Collected data
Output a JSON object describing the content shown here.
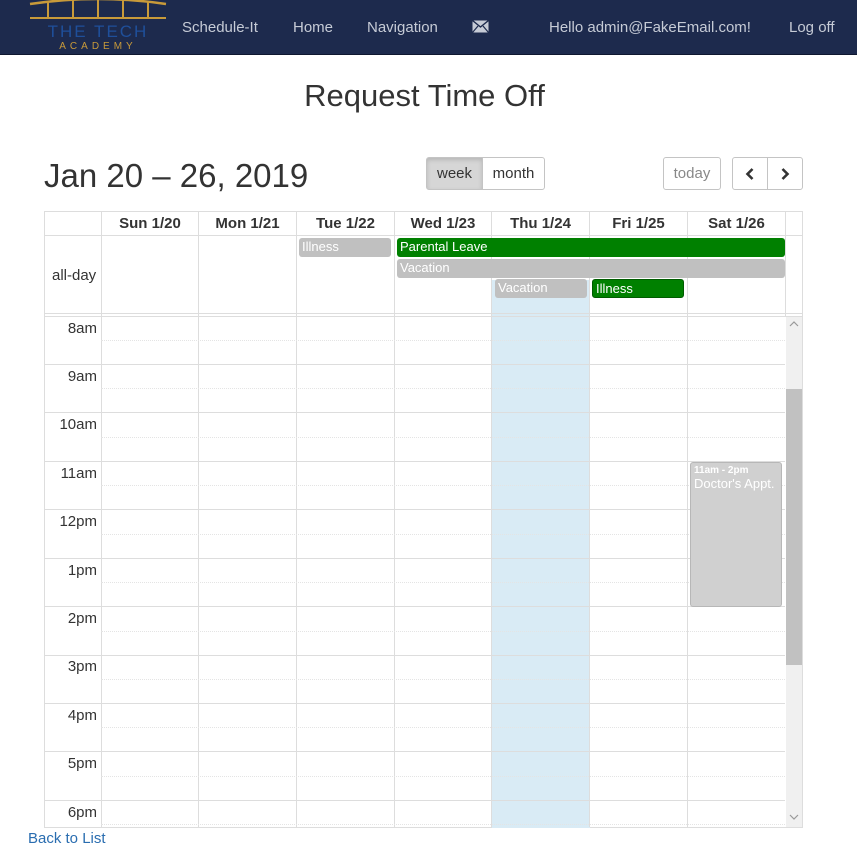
{
  "navbar": {
    "brand_line1": "THE TECH",
    "brand_line2": "ACADEMY",
    "links": {
      "schedule": "Schedule-It",
      "home": "Home",
      "navigation": "Navigation",
      "greeting": "Hello admin@FakeEmail.com!",
      "logoff": "Log off"
    },
    "mail_icon": "envelope-icon"
  },
  "page_title": "Request Time Off",
  "calendar": {
    "range_title": "Jan 20 – 26, 2019",
    "view_buttons": {
      "week": "week",
      "month": "month",
      "active": "week"
    },
    "today_button": "today",
    "prev_icon": "chevron-left-icon",
    "next_icon": "chevron-right-icon",
    "days": [
      "Sun 1/20",
      "Mon 1/21",
      "Tue 1/22",
      "Wed 1/23",
      "Thu 1/24",
      "Fri 1/25",
      "Sat 1/26"
    ],
    "highlight_day": "Thu 1/24",
    "allday_label": "all-day",
    "time_labels": [
      "8am",
      "9am",
      "10am",
      "11am",
      "12pm",
      "1pm",
      "2pm",
      "3pm",
      "4pm",
      "5pm",
      "6pm"
    ],
    "allday_events": [
      {
        "title": "Illness",
        "color": "#c0c0c0"
      },
      {
        "title": "Parental Leave",
        "color": "#008000"
      },
      {
        "title": "Vacation",
        "color": "#c0c0c0"
      },
      {
        "title": "Vacation",
        "color": "#c0c0c0"
      },
      {
        "title": "Illness",
        "color": "#008000"
      }
    ],
    "timed_events": [
      {
        "time": "11am - 2pm",
        "title": "Doctor's Appt.",
        "color": "#d0d0d0"
      }
    ]
  },
  "footer": {
    "back_link": "Back to List"
  },
  "colors": {
    "navbar_bg": "#1d2a4d",
    "today_highlight": "#d9ebf5",
    "link": "#2a6db0",
    "brand_gold": "#c89a3a"
  }
}
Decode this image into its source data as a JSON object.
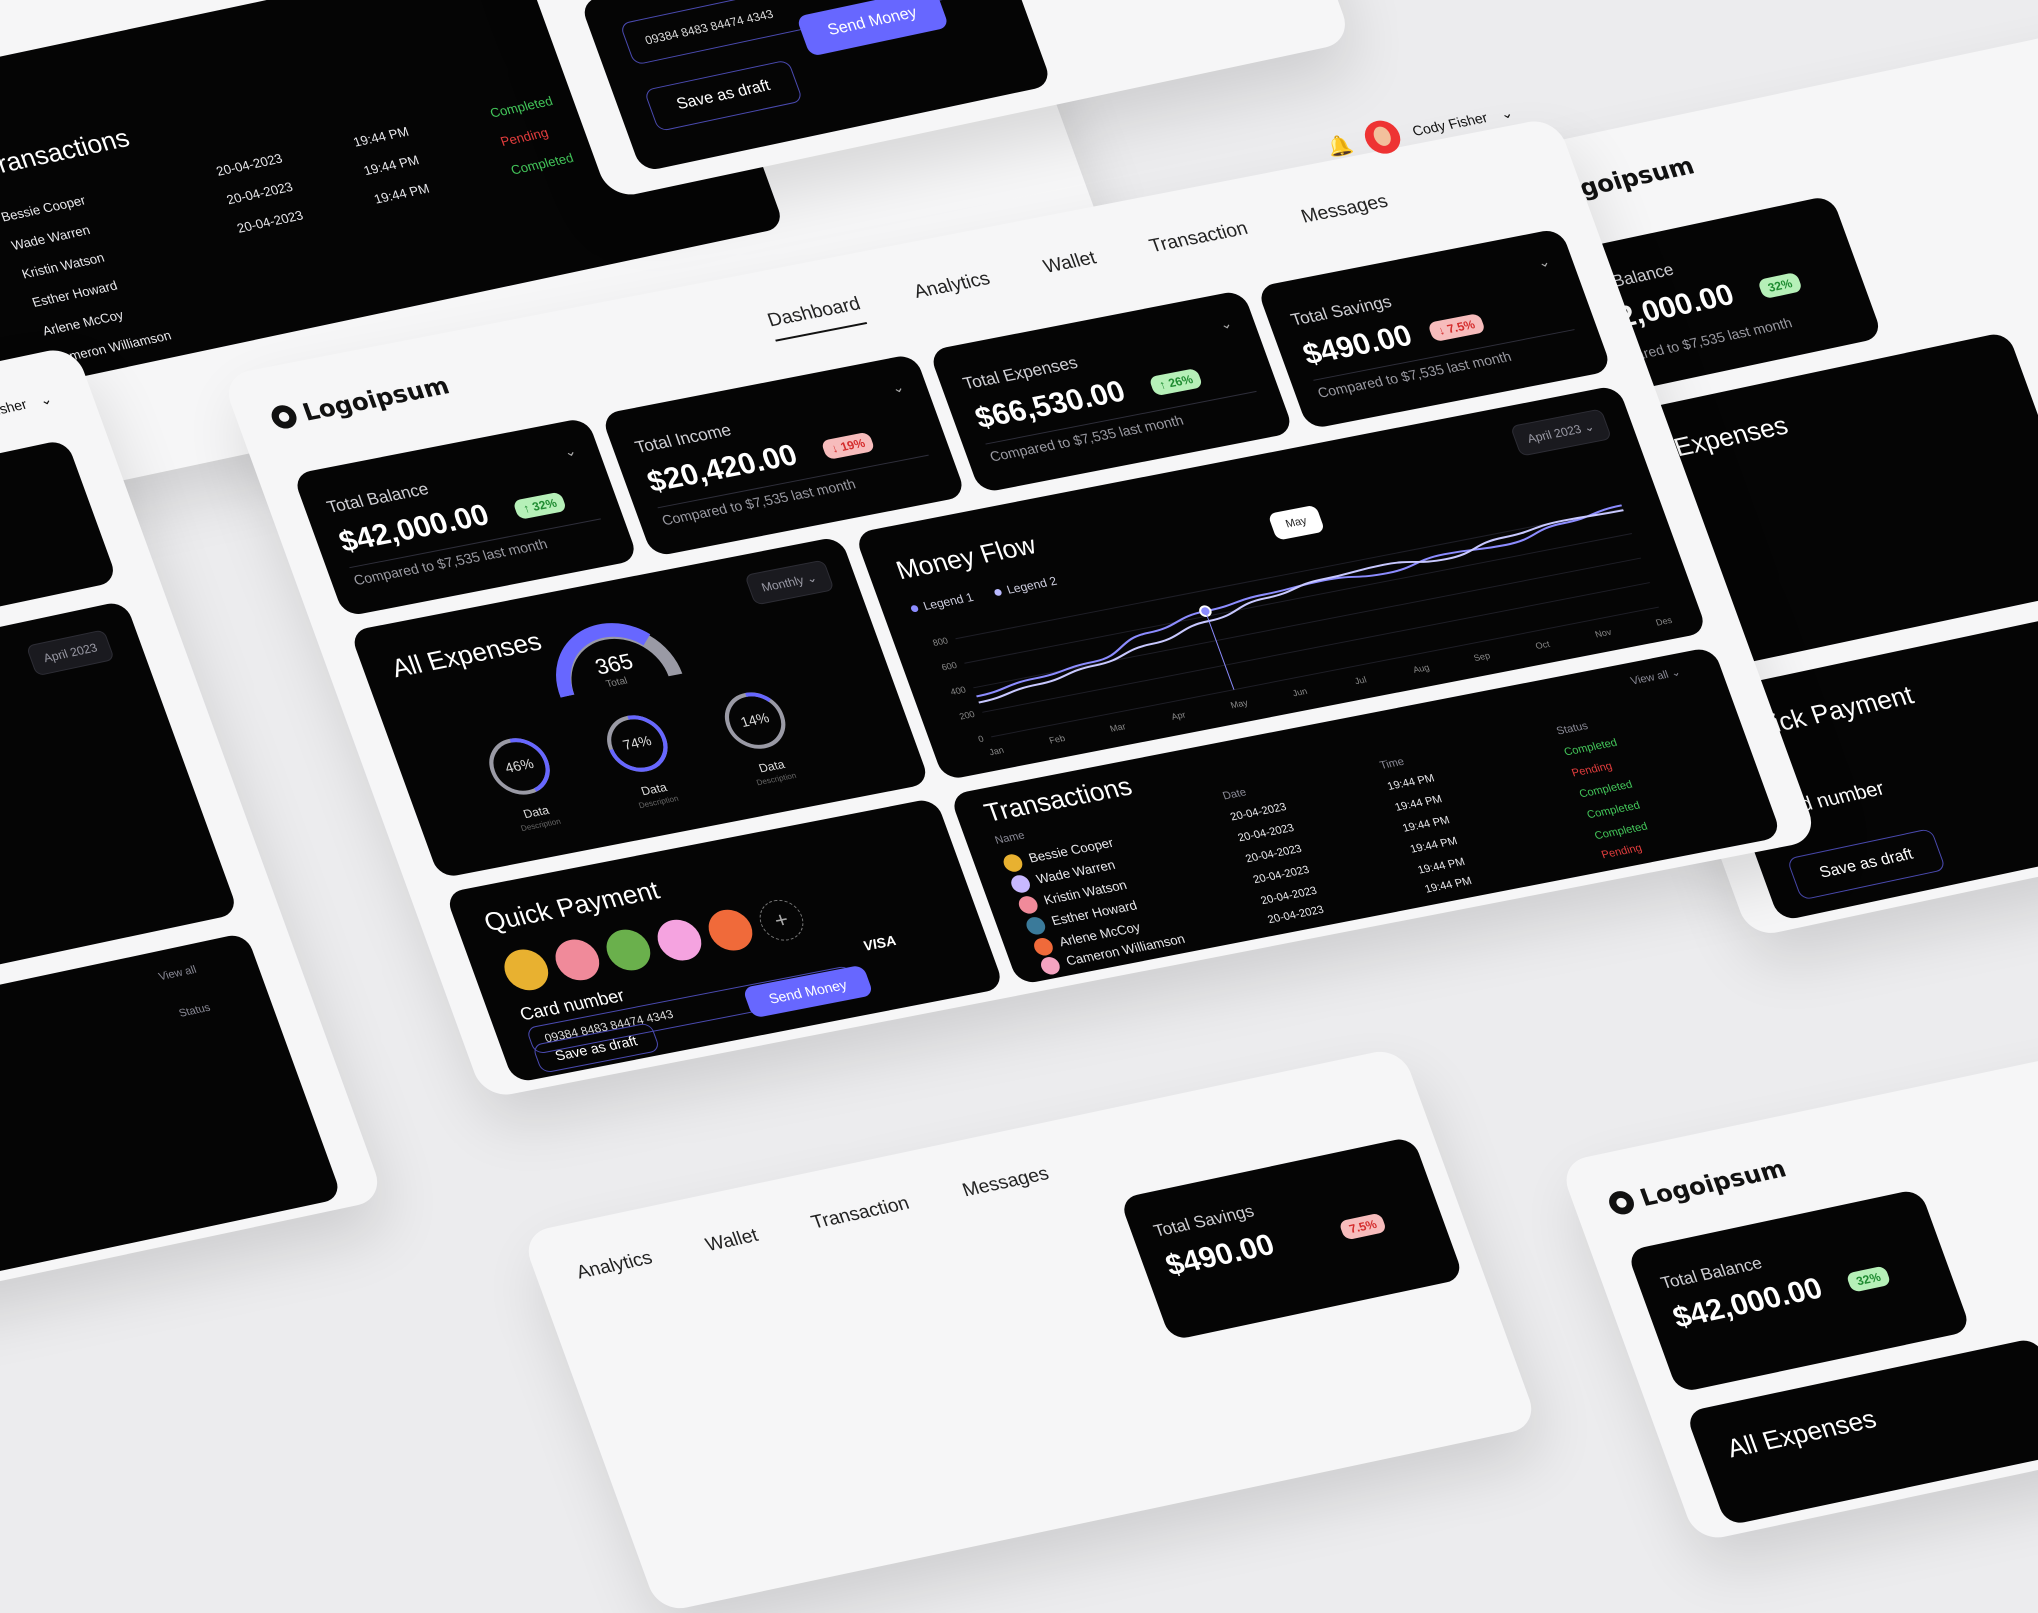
{
  "logo": "Logoipsum",
  "nav": {
    "tabs": [
      "Dashboard",
      "Analytics",
      "Wallet",
      "Transaction",
      "Messages"
    ],
    "active": "Dashboard"
  },
  "user": {
    "name": "Cody Fisher"
  },
  "stats": [
    {
      "label": "Total Balance",
      "value": "$42,000.00",
      "badge": "32%",
      "trend": "up",
      "compare": "Compared to $7,535 last month"
    },
    {
      "label": "Total Income",
      "value": "$20,420.00",
      "badge": "19%",
      "trend": "down",
      "compare": "Compared to $7,535 last month"
    },
    {
      "label": "Total Expenses",
      "value": "$66,530.00",
      "badge": "26%",
      "trend": "up",
      "compare": "Compared to $7,535 last month"
    },
    {
      "label": "Total Savings",
      "value": "$490.00",
      "badge": "7.5%",
      "trend": "down",
      "compare": "Compared to $7,535 last month"
    }
  ],
  "expenses": {
    "title": "All Expenses",
    "dropdown": "Monthly",
    "total": "365",
    "total_label": "Total",
    "rings": [
      {
        "pct": "46%",
        "label": "Data",
        "desc": "Description"
      },
      {
        "pct": "74%",
        "label": "Data",
        "desc": "Description"
      },
      {
        "pct": "14%",
        "label": "Data",
        "desc": "Description"
      }
    ]
  },
  "money_flow": {
    "title": "Money Flow",
    "dropdown": "April 2023",
    "legend": [
      "Legend 1",
      "Legend 2"
    ],
    "tooltip": "May"
  },
  "chart_data": {
    "type": "line",
    "x": [
      "Jan",
      "Feb",
      "Mar",
      "Apr",
      "May",
      "Jun",
      "Jul",
      "Aug",
      "Sep",
      "Oct",
      "Nov",
      "Des"
    ],
    "yticks": [
      0,
      200,
      400,
      600,
      800
    ],
    "ylim": [
      0,
      900
    ],
    "series": [
      {
        "name": "Legend 1",
        "values": [
          330,
          380,
          420,
          560,
          640,
          680,
          700,
          660,
          720,
          700,
          780,
          830
        ]
      },
      {
        "name": "Legend 2",
        "values": [
          280,
          330,
          390,
          470,
          560,
          650,
          710,
          730,
          680,
          760,
          800,
          790
        ]
      }
    ]
  },
  "transactions": {
    "title": "Transactions",
    "view_all": "View all",
    "columns": [
      "Name",
      "Date",
      "Time",
      "Status"
    ],
    "rows": [
      {
        "name": "Bessie Cooper",
        "date": "20-04-2023",
        "time": "19:44 PM",
        "status": "Completed"
      },
      {
        "name": "Wade Warren",
        "date": "20-04-2023",
        "time": "19:44 PM",
        "status": "Pending"
      },
      {
        "name": "Kristin Watson",
        "date": "20-04-2023",
        "time": "19:44 PM",
        "status": "Completed"
      },
      {
        "name": "Esther Howard",
        "date": "20-04-2023",
        "time": "19:44 PM",
        "status": "Completed"
      },
      {
        "name": "Arlene McCoy",
        "date": "20-04-2023",
        "time": "19:44 PM",
        "status": "Completed"
      },
      {
        "name": "Cameron Williamson",
        "date": "20-04-2023",
        "time": "19:44 PM",
        "status": "Pending"
      }
    ]
  },
  "quick_payment": {
    "title": "Quick Payment",
    "card_label": "Card number",
    "card_brand": "VISA",
    "card_number": "09384 8483 84474 4343",
    "save_label": "Save as draft",
    "send_label": "Send Money"
  },
  "colors": {
    "accent": "#6767ff",
    "completed": "#43c65a",
    "pending": "#e23d3d"
  }
}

Your goal:
Without the pictures, restate each entry exactly.

Result:
Output a JSON object describing the content shown here.
{
  "navbar": {
    "brand_line1": "THE TECH",
    "brand_line2": "ACADEMY",
    "links": {
      "schedule": "Schedule-It",
      "home": "Home",
      "navigation": "Navigation",
      "greeting": "Hello admin@FakeEmail.com!",
      "logoff": "Log off"
    },
    "mail_icon": "envelope-icon"
  },
  "page_title": "Request Time Off",
  "calendar": {
    "range_title": "Jan 20 – 26, 2019",
    "view_buttons": {
      "week": "week",
      "month": "month",
      "active": "week"
    },
    "today_button": "today",
    "prev_icon": "chevron-left-icon",
    "next_icon": "chevron-right-icon",
    "days": [
      "Sun 1/20",
      "Mon 1/21",
      "Tue 1/22",
      "Wed 1/23",
      "Thu 1/24",
      "Fri 1/25",
      "Sat 1/26"
    ],
    "highlight_day": "Thu 1/24",
    "allday_label": "all-day",
    "time_labels": [
      "8am",
      "9am",
      "10am",
      "11am",
      "12pm",
      "1pm",
      "2pm",
      "3pm",
      "4pm",
      "5pm",
      "6pm"
    ],
    "allday_events": [
      {
        "title": "Illness",
        "color": "#c0c0c0"
      },
      {
        "title": "Parental Leave",
        "color": "#008000"
      },
      {
        "title": "Vacation",
        "color": "#c0c0c0"
      },
      {
        "title": "Vacation",
        "color": "#c0c0c0"
      },
      {
        "title": "Illness",
        "color": "#008000"
      }
    ],
    "timed_events": [
      {
        "time": "11am - 2pm",
        "title": "Doctor's Appt.",
        "color": "#d0d0d0"
      }
    ]
  },
  "footer": {
    "back_link": "Back to List"
  },
  "colors": {
    "navbar_bg": "#1d2a4d",
    "today_highlight": "#d9ebf5",
    "link": "#2a6db0",
    "brand_gold": "#c89a3a"
  }
}
Decode this image into its source data as a JSON object.
{
  "logo": "Logoipsum",
  "nav": {
    "tabs": [
      "Dashboard",
      "Analytics",
      "Wallet",
      "Transaction",
      "Messages"
    ],
    "active": "Dashboard"
  },
  "user": {
    "name": "Cody Fisher"
  },
  "stats": [
    {
      "label": "Total Balance",
      "value": "$42,000.00",
      "badge": "32%",
      "trend": "up",
      "compare": "Compared to $7,535 last month"
    },
    {
      "label": "Total Income",
      "value": "$20,420.00",
      "badge": "19%",
      "trend": "down",
      "compare": "Compared to $7,535 last month"
    },
    {
      "label": "Total Expenses",
      "value": "$66,530.00",
      "badge": "26%",
      "trend": "up",
      "compare": "Compared to $7,535 last month"
    },
    {
      "label": "Total Savings",
      "value": "$490.00",
      "badge": "7.5%",
      "trend": "down",
      "compare": "Compared to $7,535 last month"
    }
  ],
  "expenses": {
    "title": "All Expenses",
    "dropdown": "Monthly",
    "total": "365",
    "total_label": "Total",
    "rings": [
      {
        "pct": "46%",
        "label": "Data",
        "desc": "Description"
      },
      {
        "pct": "74%",
        "label": "Data",
        "desc": "Description"
      },
      {
        "pct": "14%",
        "label": "Data",
        "desc": "Description"
      }
    ]
  },
  "money_flow": {
    "title": "Money Flow",
    "dropdown": "April 2023",
    "legend": [
      "Legend 1",
      "Legend 2"
    ],
    "tooltip": "May"
  },
  "chart_data": {
    "type": "line",
    "x": [
      "Jan",
      "Feb",
      "Mar",
      "Apr",
      "May",
      "Jun",
      "Jul",
      "Aug",
      "Sep",
      "Oct",
      "Nov",
      "Des"
    ],
    "yticks": [
      0,
      200,
      400,
      600,
      800
    ],
    "ylim": [
      0,
      900
    ],
    "series": [
      {
        "name": "Legend 1",
        "values": [
          330,
          380,
          420,
          560,
          640,
          680,
          700,
          660,
          720,
          700,
          780,
          830
        ]
      },
      {
        "name": "Legend 2",
        "values": [
          280,
          330,
          390,
          470,
          560,
          650,
          710,
          730,
          680,
          760,
          800,
          790
        ]
      }
    ]
  },
  "transactions": {
    "title": "Transactions",
    "view_all": "View all",
    "columns": [
      "Name",
      "Date",
      "Time",
      "Status"
    ],
    "rows": [
      {
        "name": "Bessie Cooper",
        "date": "20-04-2023",
        "time": "19:44 PM",
        "status": "Completed"
      },
      {
        "name": "Wade Warren",
        "date": "20-04-2023",
        "time": "19:44 PM",
        "status": "Pending"
      },
      {
        "name": "Kristin Watson",
        "date": "20-04-2023",
        "time": "19:44 PM",
        "status": "Completed"
      },
      {
        "name": "Esther Howard",
        "date": "20-04-2023",
        "time": "19:44 PM",
        "status": "Completed"
      },
      {
        "name": "Arlene McCoy",
        "date": "20-04-2023",
        "time": "19:44 PM",
        "status": "Completed"
      },
      {
        "name": "Cameron Williamson",
        "date": "20-04-2023",
        "time": "19:44 PM",
        "status": "Pending"
      }
    ]
  },
  "quick_payment": {
    "title": "Quick Payment",
    "card_label": "Card number",
    "card_brand": "VISA",
    "card_number": "09384 8483 84474 4343",
    "save_label": "Save as draft",
    "send_label": "Send Money"
  },
  "colors": {
    "accent": "#6767ff",
    "completed": "#43c65a",
    "pending": "#e23d3d"
  }
}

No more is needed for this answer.